**Required task**: Collect all lines containing the word "value" from the data.

— BEGIN Stored data —

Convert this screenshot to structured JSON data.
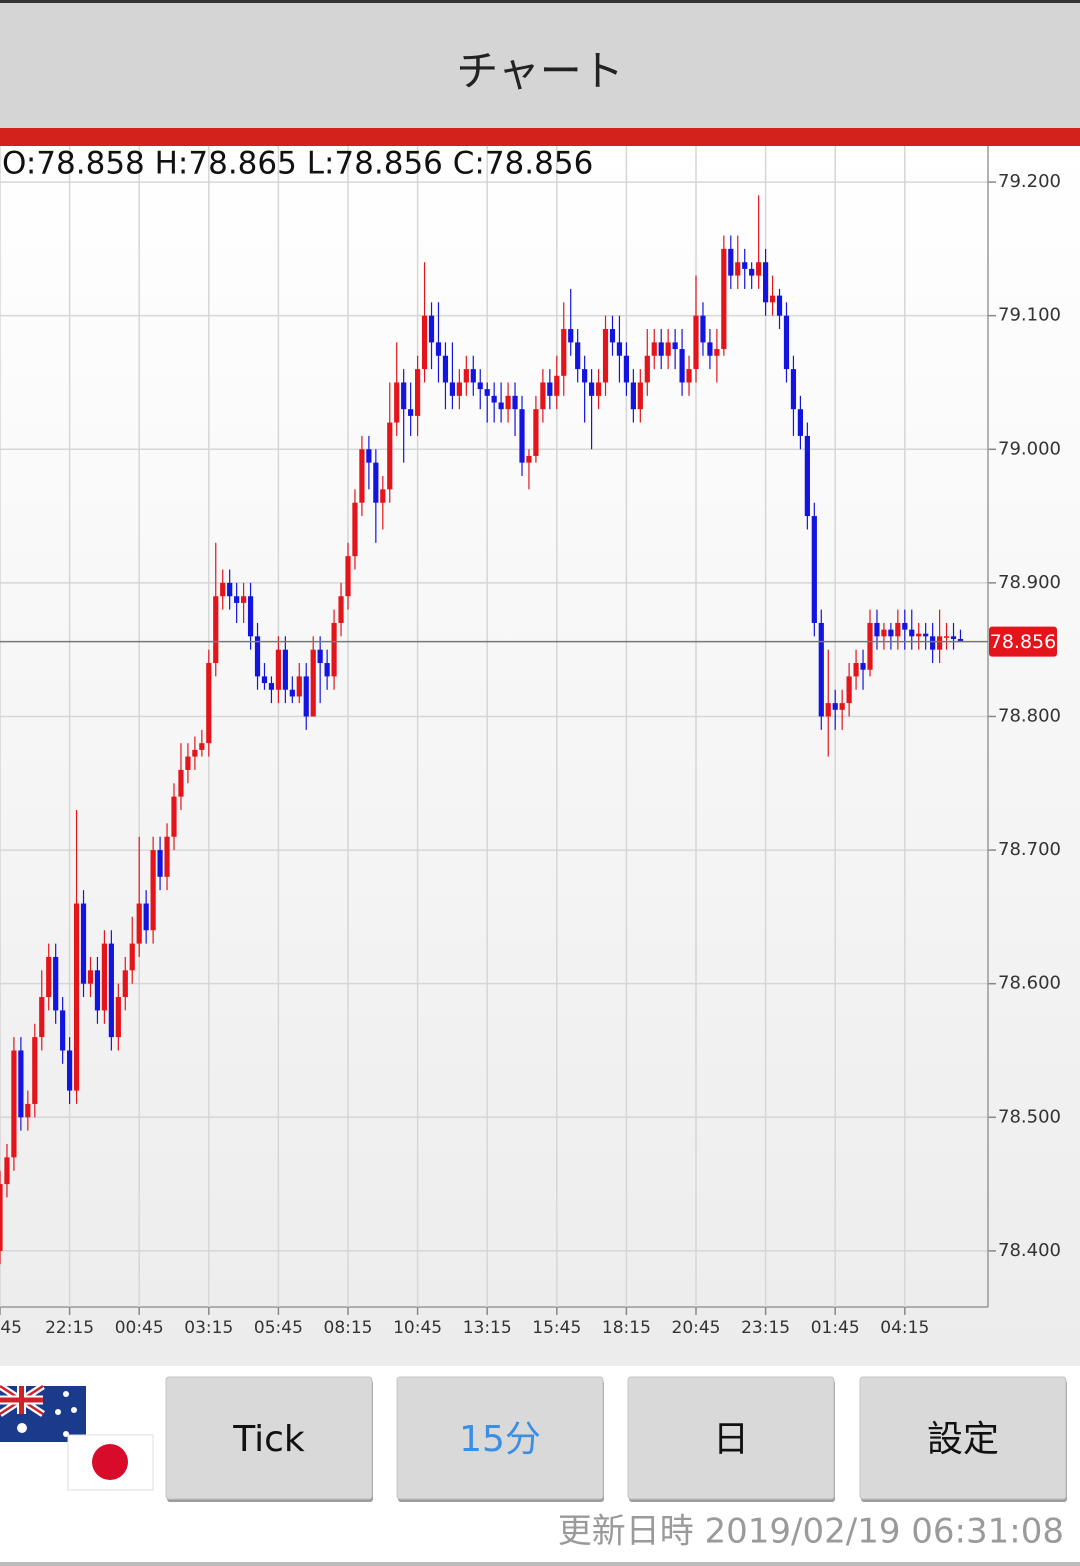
{
  "header": {
    "title": "チャート"
  },
  "chart_data": {
    "type": "candlestick",
    "ohlc_header": "O:78.858 H:78.865 L:78.856 C:78.856",
    "up_color": "#e3141a",
    "down_color": "#1414e0",
    "grid": true,
    "ylim": [
      78.358,
      79.227
    ],
    "yticks": [
      {
        "value": 79.2,
        "label": "79.200"
      },
      {
        "value": 79.1,
        "label": "79.100"
      },
      {
        "value": 79.0,
        "label": "79.000"
      },
      {
        "value": 78.9,
        "label": "78.900"
      },
      {
        "value": 78.8,
        "label": "78.800"
      },
      {
        "value": 78.7,
        "label": "78.700"
      },
      {
        "value": 78.6,
        "label": "78.600"
      },
      {
        "value": 78.5,
        "label": "78.500"
      },
      {
        "value": 78.4,
        "label": "78.400"
      }
    ],
    "last_price": 78.856,
    "categories": [
      ":45",
      null,
      null,
      null,
      null,
      null,
      null,
      null,
      null,
      null,
      "22:15",
      null,
      null,
      null,
      null,
      null,
      null,
      null,
      null,
      null,
      "00:45",
      null,
      null,
      null,
      null,
      null,
      null,
      null,
      null,
      null,
      "03:15",
      null,
      null,
      null,
      null,
      null,
      null,
      null,
      null,
      null,
      "05:45",
      null,
      null,
      null,
      null,
      null,
      null,
      null,
      null,
      null,
      "08:15",
      null,
      null,
      null,
      null,
      null,
      null,
      null,
      null,
      null,
      "10:45",
      null,
      null,
      null,
      null,
      null,
      null,
      null,
      null,
      null,
      "13:15",
      null,
      null,
      null,
      null,
      null,
      null,
      null,
      null,
      null,
      "15:45",
      null,
      null,
      null,
      null,
      null,
      null,
      null,
      null,
      null,
      "18:15",
      null,
      null,
      null,
      null,
      null,
      null,
      null,
      null,
      null,
      "20:45",
      null,
      null,
      null,
      null,
      null,
      null,
      null,
      null,
      null,
      "23:15",
      null,
      null,
      null,
      null,
      null,
      null,
      null,
      null,
      null,
      "01:45",
      null,
      null,
      null,
      null,
      null,
      null,
      null,
      null,
      null,
      "04:15",
      null,
      null,
      null,
      null,
      null,
      null,
      null,
      null
    ],
    "open": [
      78.4,
      78.45,
      78.47,
      78.55,
      78.5,
      78.51,
      78.56,
      78.59,
      78.62,
      78.58,
      78.55,
      78.52,
      78.66,
      78.6,
      78.61,
      78.58,
      78.63,
      78.56,
      78.59,
      78.61,
      78.63,
      78.66,
      78.64,
      78.7,
      78.68,
      78.71,
      78.74,
      78.76,
      78.77,
      78.775,
      78.78,
      78.84,
      78.89,
      78.9,
      78.89,
      78.885,
      78.89,
      78.86,
      78.83,
      78.825,
      78.82,
      78.85,
      78.82,
      78.815,
      78.83,
      78.8,
      78.85,
      78.84,
      78.83,
      78.87,
      78.89,
      78.92,
      78.96,
      79.0,
      78.99,
      78.96,
      78.97,
      79.02,
      79.05,
      79.03,
      79.025,
      79.06,
      79.1,
      79.08,
      79.07,
      79.05,
      79.04,
      79.05,
      79.06,
      79.05,
      79.045,
      79.04,
      79.035,
      79.03,
      79.04,
      79.03,
      78.99,
      78.995,
      79.03,
      79.05,
      79.04,
      79.055,
      79.09,
      79.08,
      79.06,
      79.05,
      79.04,
      79.05,
      79.09,
      79.08,
      79.07,
      79.05,
      79.03,
      79.05,
      79.07,
      79.08,
      79.07,
      79.08,
      79.075,
      79.05,
      79.06,
      79.1,
      79.08,
      79.07,
      79.075,
      79.15,
      79.13,
      79.14,
      79.135,
      79.13,
      79.14,
      79.11,
      79.115,
      79.1,
      79.06,
      79.03,
      79.01,
      78.95,
      78.87,
      78.8,
      78.81,
      78.805,
      78.81,
      78.83,
      78.84,
      78.835,
      78.87,
      78.86,
      78.865,
      78.86,
      78.87,
      78.865,
      78.86,
      78.862,
      78.86,
      78.85,
      78.86,
      78.86,
      78.858
    ],
    "high": [
      78.46,
      78.48,
      78.56,
      78.56,
      78.52,
      78.57,
      78.61,
      78.63,
      78.63,
      78.59,
      78.56,
      78.73,
      78.67,
      78.62,
      78.62,
      78.64,
      78.64,
      78.6,
      78.62,
      78.65,
      78.71,
      78.67,
      78.71,
      78.71,
      78.72,
      78.75,
      78.78,
      78.78,
      78.785,
      78.79,
      78.85,
      78.93,
      78.91,
      78.91,
      78.9,
      78.9,
      78.9,
      78.87,
      78.84,
      78.83,
      78.86,
      78.86,
      78.83,
      78.84,
      78.84,
      78.86,
      78.86,
      78.85,
      78.88,
      78.9,
      78.93,
      78.97,
      79.01,
      79.01,
      79.0,
      78.98,
      79.05,
      79.08,
      79.06,
      79.05,
      79.07,
      79.14,
      79.11,
      79.11,
      79.08,
      79.08,
      79.06,
      79.07,
      79.07,
      79.06,
      79.05,
      79.05,
      79.05,
      79.05,
      79.05,
      79.04,
      79.0,
      79.04,
      79.06,
      79.06,
      79.07,
      79.11,
      79.12,
      79.09,
      79.07,
      79.06,
      79.06,
      79.1,
      79.1,
      79.1,
      79.08,
      79.06,
      79.06,
      79.09,
      79.09,
      79.09,
      79.09,
      79.09,
      79.09,
      79.07,
      79.13,
      79.11,
      79.09,
      79.09,
      79.16,
      79.16,
      79.16,
      79.15,
      79.14,
      79.19,
      79.15,
      79.13,
      79.12,
      79.11,
      79.07,
      79.04,
      79.02,
      78.96,
      78.88,
      78.85,
      78.82,
      78.82,
      78.84,
      78.85,
      78.85,
      78.88,
      78.88,
      78.87,
      78.87,
      78.88,
      78.88,
      78.88,
      78.87,
      78.87,
      78.87,
      78.88,
      78.87,
      78.87,
      78.865
    ],
    "low": [
      78.39,
      78.44,
      78.46,
      78.49,
      78.49,
      78.5,
      78.55,
      78.58,
      78.57,
      78.54,
      78.51,
      78.51,
      78.59,
      78.59,
      78.57,
      78.57,
      78.55,
      78.55,
      78.58,
      78.6,
      78.62,
      78.63,
      78.63,
      78.67,
      78.67,
      78.7,
      78.73,
      78.75,
      78.76,
      78.77,
      78.77,
      78.83,
      78.88,
      78.88,
      78.87,
      78.87,
      78.85,
      78.82,
      78.82,
      78.81,
      78.81,
      78.81,
      78.81,
      78.81,
      78.79,
      78.8,
      78.81,
      78.82,
      78.82,
      78.86,
      78.88,
      78.91,
      78.95,
      78.97,
      78.93,
      78.94,
      78.96,
      79.01,
      78.99,
      79.01,
      79.01,
      79.05,
      79.06,
      79.05,
      79.03,
      79.03,
      79.03,
      79.04,
      79.04,
      79.03,
      79.02,
      79.02,
      79.02,
      79.02,
      79.01,
      78.98,
      78.97,
      78.99,
      79.02,
      79.03,
      79.03,
      79.04,
      79.07,
      79.05,
      79.02,
      79.0,
      79.03,
      79.04,
      79.07,
      79.05,
      79.04,
      79.02,
      79.02,
      79.04,
      79.06,
      79.06,
      79.06,
      79.06,
      79.04,
      79.04,
      79.05,
      79.07,
      79.06,
      79.05,
      79.07,
      79.12,
      79.12,
      79.12,
      79.12,
      79.12,
      79.1,
      79.1,
      79.09,
      79.05,
      79.01,
      79.0,
      78.94,
      78.86,
      78.79,
      78.77,
      78.79,
      78.79,
      78.8,
      78.82,
      78.82,
      78.83,
      78.85,
      78.85,
      78.85,
      78.85,
      78.85,
      78.85,
      78.85,
      78.85,
      78.84,
      78.84,
      78.85,
      78.85,
      78.856
    ],
    "close": [
      78.45,
      78.47,
      78.55,
      78.5,
      78.51,
      78.56,
      78.59,
      78.62,
      78.58,
      78.55,
      78.52,
      78.66,
      78.6,
      78.61,
      78.58,
      78.63,
      78.56,
      78.59,
      78.61,
      78.63,
      78.66,
      78.64,
      78.7,
      78.68,
      78.71,
      78.74,
      78.76,
      78.77,
      78.775,
      78.78,
      78.84,
      78.89,
      78.9,
      78.89,
      78.885,
      78.89,
      78.86,
      78.83,
      78.825,
      78.82,
      78.85,
      78.82,
      78.815,
      78.83,
      78.8,
      78.85,
      78.84,
      78.83,
      78.87,
      78.89,
      78.92,
      78.96,
      79.0,
      78.99,
      78.96,
      78.97,
      79.02,
      79.05,
      79.03,
      79.025,
      79.06,
      79.1,
      79.08,
      79.07,
      79.05,
      79.04,
      79.05,
      79.06,
      79.05,
      79.045,
      79.04,
      79.035,
      79.03,
      79.04,
      79.03,
      78.99,
      78.995,
      79.03,
      79.05,
      79.04,
      79.055,
      79.09,
      79.08,
      79.06,
      79.05,
      79.04,
      79.05,
      79.09,
      79.08,
      79.07,
      79.05,
      79.03,
      79.05,
      79.07,
      79.08,
      79.07,
      79.08,
      79.075,
      79.05,
      79.06,
      79.1,
      79.08,
      79.07,
      79.075,
      79.15,
      79.13,
      79.14,
      79.135,
      79.13,
      79.14,
      79.11,
      79.115,
      79.1,
      79.06,
      79.03,
      79.01,
      78.95,
      78.87,
      78.8,
      78.81,
      78.805,
      78.81,
      78.83,
      78.84,
      78.835,
      78.87,
      78.86,
      78.865,
      78.86,
      78.87,
      78.865,
      78.86,
      78.862,
      78.86,
      78.85,
      78.86,
      78.86,
      78.858,
      78.856
    ]
  },
  "buttons": [
    "Tick",
    "15分",
    "日",
    "設定"
  ],
  "footer": {
    "updated": "更新日時 2019/02/19 06:31:08"
  }
}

— END Stored data —

**Result**:
        "value": 79.2,
        "value": 79.1,
        "value": 79.0,
        "value": 78.9,
        "value": 78.8,
        "value": 78.7,
        "value": 78.6,
        "value": 78.5,
        "value": 78.4,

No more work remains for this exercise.